*PROMPT*: Each line holding the word "Fourier" counts once; give the total and nothing more.

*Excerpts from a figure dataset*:
┌──
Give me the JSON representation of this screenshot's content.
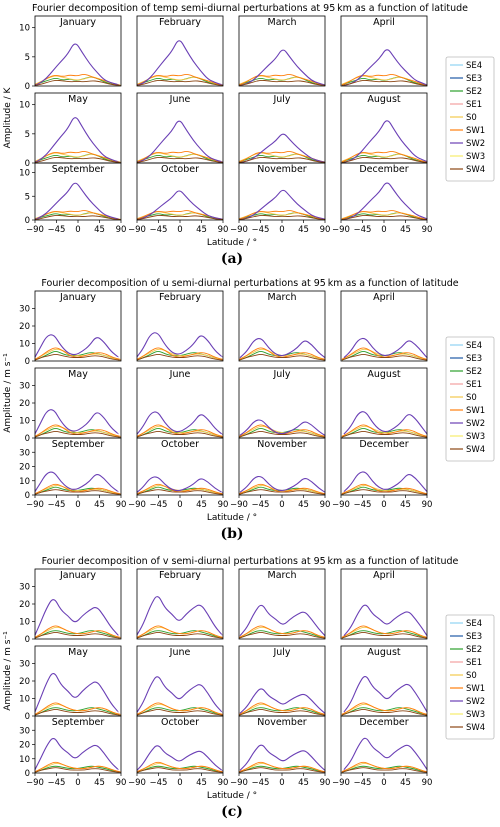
{
  "legend_labels": [
    "SE4",
    "SE3",
    "SE2",
    "SE1",
    "S0",
    "SW1",
    "SW2",
    "SW3",
    "SW4"
  ],
  "colors": {
    "SE4": "#8fd3f2",
    "SE3": "#1f5aa6",
    "SE2": "#2ca02c",
    "SE1": "#f4a0a0",
    "S0": "#f2c94c",
    "SW1": "#ff7f0e",
    "SW2": "#6a3fb5",
    "SW3": "#f7ec6a",
    "SW4": "#8b4513"
  },
  "months": [
    "January",
    "February",
    "March",
    "April",
    "May",
    "June",
    "July",
    "August",
    "September",
    "October",
    "November",
    "December"
  ],
  "x_tick_labels": [
    "−90",
    "−45",
    "0",
    "45",
    "90"
  ],
  "x_label": "Latitude / °",
  "chart_data": [
    {
      "type": "line",
      "title": "Fourier decomposition of temp semi-diurnal perturbations at 95 km as a function of latitude",
      "caption": "(a)",
      "ylabel": "Amplitude / K",
      "ylim": [
        0,
        12
      ],
      "y_ticks": [
        0,
        5,
        10
      ],
      "x": [
        -90,
        -75,
        -60,
        -45,
        -30,
        -15,
        0,
        15,
        30,
        45,
        60,
        75,
        90
      ],
      "xlim": [
        -90,
        90
      ],
      "series": [
        {
          "name": "SE2",
          "values": [
            0.2,
            0.6,
            1.0,
            1.4,
            1.0,
            1.2,
            0.9,
            1.3,
            1.6,
            1.2,
            0.6,
            0.3,
            0.1
          ]
        },
        {
          "name": "S0",
          "values": [
            0.3,
            0.8,
            1.4,
            1.8,
            1.5,
            1.2,
            1.0,
            1.2,
            1.6,
            1.3,
            0.8,
            0.4,
            0.2
          ]
        },
        {
          "name": "SW1",
          "values": [
            0.2,
            0.7,
            1.5,
            1.9,
            1.6,
            1.9,
            1.7,
            2.1,
            1.6,
            1.2,
            0.9,
            0.4,
            0.1
          ]
        },
        {
          "name": "SW2",
          "values": [
            0.1,
            0.4,
            1.2,
            2.5,
            3.8,
            5.0,
            7.0,
            5.2,
            3.5,
            2.2,
            1.0,
            0.5,
            0.2
          ]
        },
        {
          "name": "SW4",
          "values": [
            0.1,
            0.3,
            0.7,
            1.0,
            0.9,
            0.7,
            0.8,
            0.7,
            0.9,
            0.8,
            0.5,
            0.2,
            0.1
          ]
        }
      ]
    },
    {
      "type": "line",
      "title": "Fourier decomposition of u semi-diurnal perturbations at 95 km as a function of latitude",
      "caption": "(b)",
      "ylabel": "Amplitude / m s⁻¹",
      "ylim": [
        0,
        40
      ],
      "y_ticks": [
        0,
        10,
        20,
        30
      ],
      "x": [
        -90,
        -75,
        -60,
        -45,
        -30,
        -15,
        0,
        15,
        30,
        45,
        60,
        75,
        90
      ],
      "xlim": [
        -90,
        90
      ],
      "series": [
        {
          "name": "SE2",
          "values": [
            0.5,
            2,
            4,
            6,
            4,
            3,
            3,
            4,
            5,
            4,
            3,
            1.5,
            0.5
          ]
        },
        {
          "name": "S0",
          "values": [
            0.5,
            3,
            5,
            7,
            6,
            4,
            3,
            3,
            4,
            4,
            3,
            1.5,
            0.5
          ]
        },
        {
          "name": "SW1",
          "values": [
            1,
            3,
            6,
            8,
            6,
            3,
            2,
            3,
            4,
            5,
            4,
            2,
            1
          ]
        },
        {
          "name": "SW2",
          "values": [
            2,
            6,
            13,
            14,
            8,
            4,
            3,
            5,
            8,
            13,
            10,
            5,
            2
          ]
        },
        {
          "name": "SW4",
          "values": [
            0.5,
            2,
            3,
            4,
            3,
            2,
            2,
            2,
            3,
            3,
            2,
            1,
            0.5
          ]
        }
      ]
    },
    {
      "type": "line",
      "title": "Fourier decomposition of v semi-diurnal perturbations at 95 km as a function of latitude",
      "caption": "(c)",
      "ylabel": "Amplitude / m s⁻¹",
      "ylim": [
        0,
        40
      ],
      "y_ticks": [
        0,
        10,
        20,
        30
      ],
      "x": [
        -90,
        -75,
        -60,
        -45,
        -30,
        -15,
        0,
        15,
        30,
        45,
        60,
        75,
        90
      ],
      "xlim": [
        -90,
        90
      ],
      "series": [
        {
          "name": "SE2",
          "values": [
            0.5,
            2,
            4,
            5,
            4,
            3,
            3,
            4,
            5,
            4,
            3,
            1.5,
            0.5
          ]
        },
        {
          "name": "S0",
          "values": [
            0.5,
            3,
            5,
            7,
            6,
            4,
            3,
            3,
            4,
            5,
            4,
            2,
            0.5
          ]
        },
        {
          "name": "SW1",
          "values": [
            1,
            3,
            6,
            8,
            6,
            4,
            3,
            3,
            4,
            5,
            4,
            2,
            1
          ]
        },
        {
          "name": "SW2",
          "values": [
            2,
            7,
            16,
            22,
            15,
            12,
            8,
            12,
            15,
            17,
            12,
            6,
            2
          ]
        },
        {
          "name": "SW4",
          "values": [
            0.5,
            2,
            3,
            4,
            3,
            2,
            2,
            2,
            3,
            3,
            2,
            1,
            0.5
          ]
        }
      ]
    }
  ]
}
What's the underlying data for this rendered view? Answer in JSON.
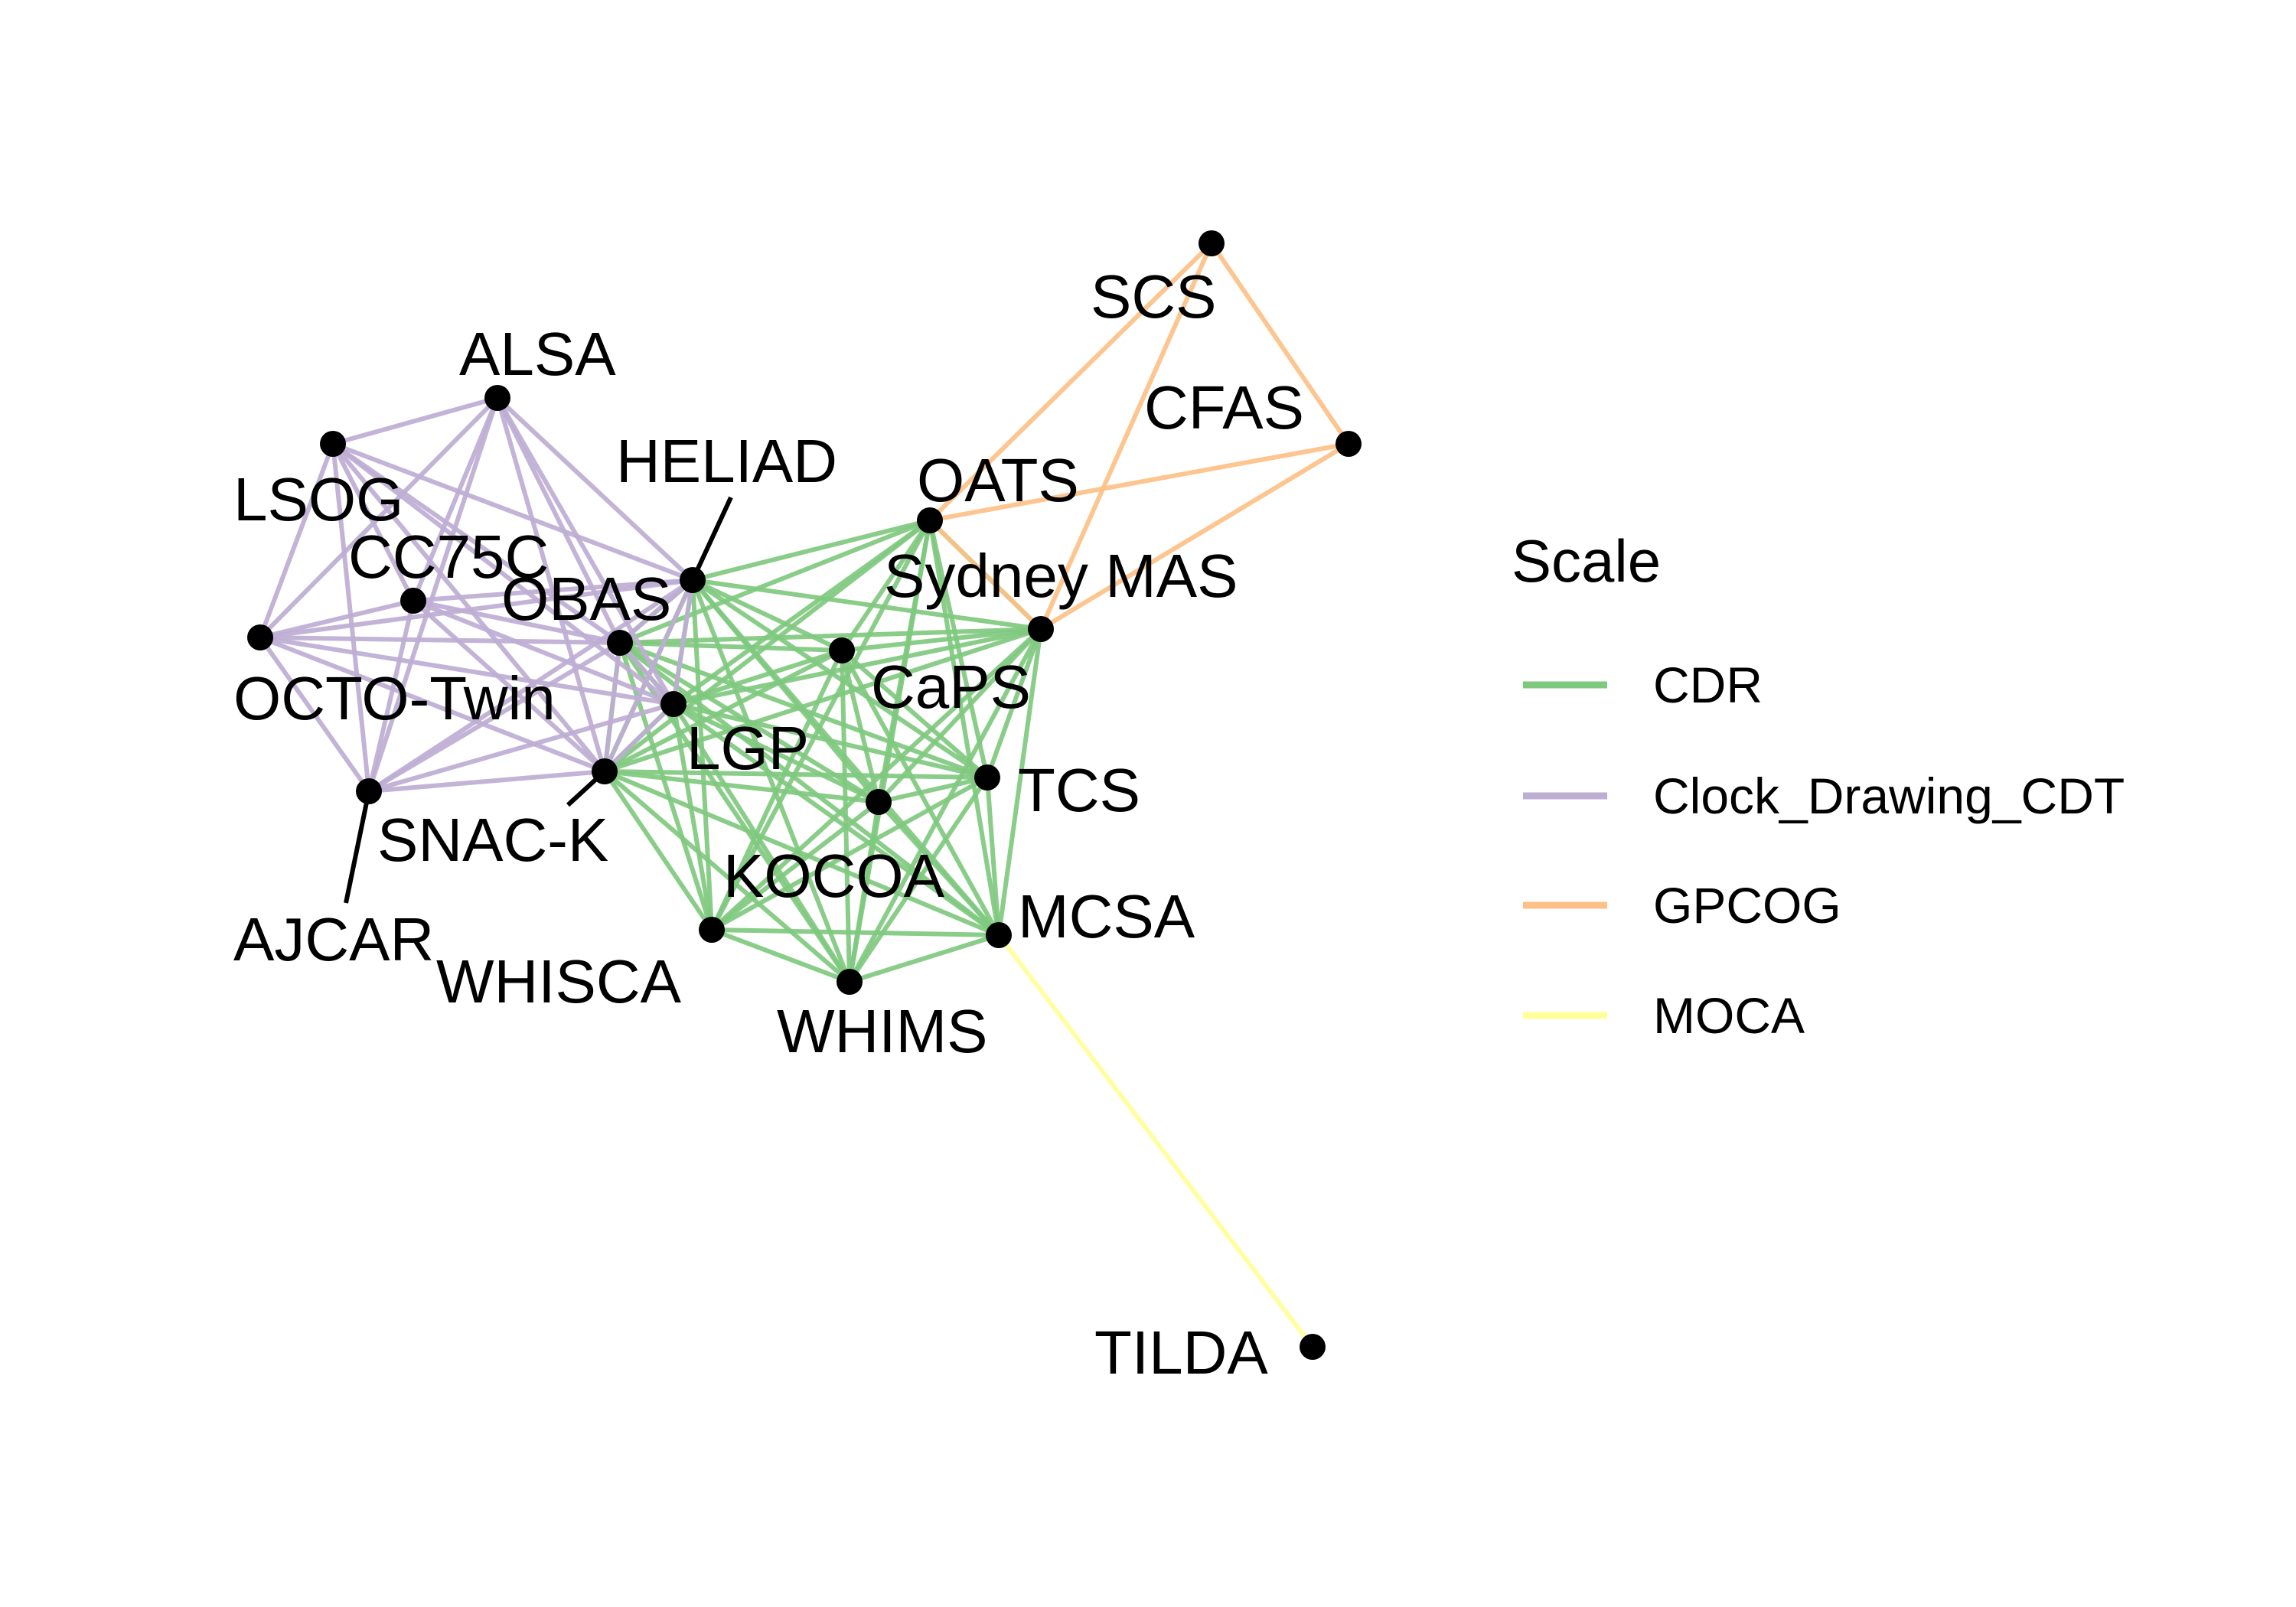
{
  "nodes": [
    {
      "id": "ALSA",
      "label": "ALSA"
    },
    {
      "id": "LSOG",
      "label": "LSOG"
    },
    {
      "id": "CC75C",
      "label": "CC75C"
    },
    {
      "id": "OBAS",
      "label": "OBAS"
    },
    {
      "id": "HELIAD",
      "label": "HELIAD"
    },
    {
      "id": "OCTO-Twin",
      "label": "OCTO-Twin"
    },
    {
      "id": "SNAC-K",
      "label": "SNAC-K"
    },
    {
      "id": "AJCAR",
      "label": "AJCAR"
    },
    {
      "id": "LGP",
      "label": "LGP"
    },
    {
      "id": "KOCOA",
      "label": "KOCOA"
    },
    {
      "id": "WHISCA",
      "label": "WHISCA"
    },
    {
      "id": "WHIMS",
      "label": "WHIMS"
    },
    {
      "id": "MCSA",
      "label": "MCSA"
    },
    {
      "id": "TCS",
      "label": "TCS"
    },
    {
      "id": "CaPS",
      "label": "CaPS"
    },
    {
      "id": "Sydney MAS",
      "label": "Sydney MAS"
    },
    {
      "id": "OATS",
      "label": "OATS"
    },
    {
      "id": "SCS",
      "label": "SCS"
    },
    {
      "id": "CFAS",
      "label": "CFAS"
    },
    {
      "id": "TILDA",
      "label": "TILDA"
    }
  ],
  "scales": [
    {
      "name": "CDR",
      "color": "#7fc97f",
      "members": [
        "HELIAD",
        "OBAS",
        "SNAC-K",
        "LGP",
        "KOCOA",
        "WHISCA",
        "WHIMS",
        "MCSA",
        "TCS",
        "CaPS",
        "Sydney MAS",
        "OATS"
      ]
    },
    {
      "name": "Clock_Drawing_CDT",
      "color": "#beaed4",
      "members": [
        "ALSA",
        "LSOG",
        "CC75C",
        "OBAS",
        "HELIAD",
        "OCTO-Twin",
        "SNAC-K",
        "AJCAR",
        "LGP"
      ]
    },
    {
      "name": "GPCOG",
      "color": "#fdc086",
      "members": [
        "SCS",
        "CFAS",
        "OATS",
        "Sydney MAS"
      ]
    },
    {
      "name": "MOCA",
      "color": "#ffff99",
      "members": [
        "MCSA",
        "TILDA"
      ]
    }
  ],
  "legend": {
    "title": "Scale",
    "items": [
      {
        "label": "CDR",
        "color": "#7fc97f"
      },
      {
        "label": "Clock_Drawing_CDT",
        "color": "#beaed4"
      },
      {
        "label": "GPCOG",
        "color": "#fdc086"
      },
      {
        "label": "MOCA",
        "color": "#ffff99"
      }
    ]
  },
  "node_color": "#000000"
}
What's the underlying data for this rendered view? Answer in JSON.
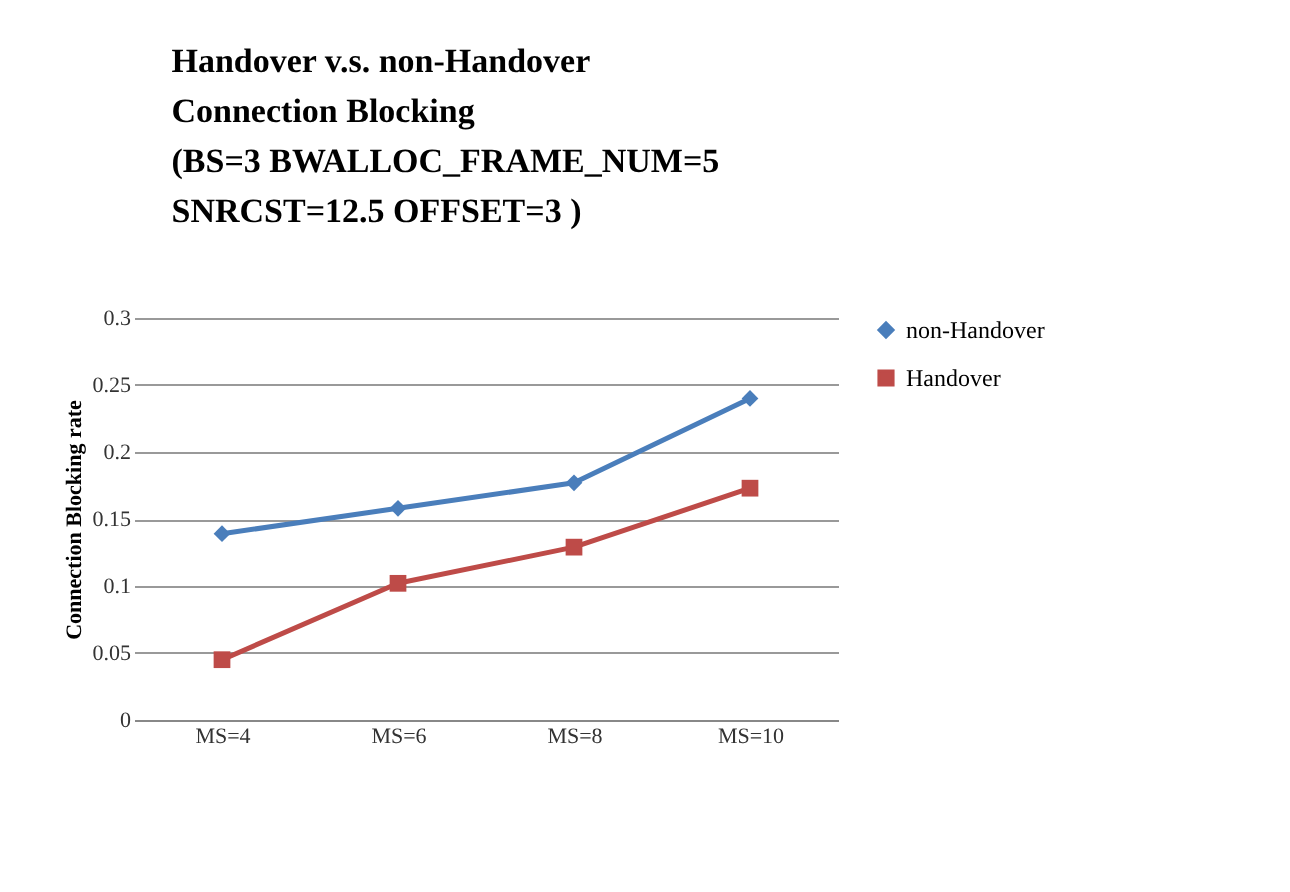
└──
*RIGHT ANSWER*: 3